== Problem to work on ==
Output the entries verbatim, including every line.

== Input rows ==
================
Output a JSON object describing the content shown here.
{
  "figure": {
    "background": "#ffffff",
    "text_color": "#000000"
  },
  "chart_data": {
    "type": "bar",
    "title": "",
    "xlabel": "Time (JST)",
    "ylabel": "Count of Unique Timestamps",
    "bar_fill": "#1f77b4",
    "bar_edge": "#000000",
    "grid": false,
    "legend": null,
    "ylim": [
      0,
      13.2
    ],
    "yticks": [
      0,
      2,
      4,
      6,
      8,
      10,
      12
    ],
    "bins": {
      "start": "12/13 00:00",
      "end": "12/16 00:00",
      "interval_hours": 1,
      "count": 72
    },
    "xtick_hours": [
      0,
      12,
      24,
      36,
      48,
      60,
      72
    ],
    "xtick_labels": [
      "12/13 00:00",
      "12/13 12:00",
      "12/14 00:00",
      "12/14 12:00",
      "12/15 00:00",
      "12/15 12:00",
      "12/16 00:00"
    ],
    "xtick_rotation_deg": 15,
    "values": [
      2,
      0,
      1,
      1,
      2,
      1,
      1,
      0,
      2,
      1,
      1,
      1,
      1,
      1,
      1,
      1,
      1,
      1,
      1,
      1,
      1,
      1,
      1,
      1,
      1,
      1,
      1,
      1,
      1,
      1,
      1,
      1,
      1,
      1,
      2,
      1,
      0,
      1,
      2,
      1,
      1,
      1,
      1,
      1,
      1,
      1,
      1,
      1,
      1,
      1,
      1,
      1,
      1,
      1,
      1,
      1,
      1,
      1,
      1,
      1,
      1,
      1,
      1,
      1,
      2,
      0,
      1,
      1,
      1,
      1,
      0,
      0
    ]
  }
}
================
== Solution to this problem ==
Output a JSON object describing the content shown here.
{
  "figure": {
    "background": "#ffffff",
    "text_color": "#000000"
  },
  "chart_data": {
    "type": "bar",
    "title": "",
    "xlabel": "Time (JST)",
    "ylabel": "Count of Unique Timestamps",
    "bar_fill": "#1f77b4",
    "bar_edge": "#000000",
    "grid": false,
    "legend": null,
    "ylim": [
      0,
      13.2
    ],
    "yticks": [
      0,
      2,
      4,
      6,
      8,
      10,
      12
    ],
    "bins": {
      "start": "12/13 00:00",
      "end": "12/16 00:00",
      "interval_hours": 1,
      "count": 72
    },
    "xtick_hours": [
      0,
      12,
      24,
      36,
      48,
      60,
      72
    ],
    "xtick_labels": [
      "12/13 00:00",
      "12/13 12:00",
      "12/14 00:00",
      "12/14 12:00",
      "12/15 00:00",
      "12/15 12:00",
      "12/16 00:00"
    ],
    "xtick_rotation_deg": 15,
    "values": [
      2,
      0,
      1,
      1,
      2,
      1,
      1,
      0,
      2,
      1,
      1,
      1,
      1,
      1,
      1,
      1,
      1,
      1,
      1,
      1,
      1,
      1,
      1,
      1,
      1,
      1,
      1,
      1,
      1,
      1,
      1,
      1,
      1,
      1,
      2,
      1,
      0,
      1,
      2,
      1,
      1,
      1,
      1,
      1,
      1,
      1,
      1,
      1,
      1,
      1,
      1,
      1,
      1,
      1,
      1,
      1,
      1,
      1,
      1,
      1,
      1,
      1,
      1,
      1,
      2,
      0,
      1,
      1,
      1,
      1,
      0,
      0
    ]
  }
}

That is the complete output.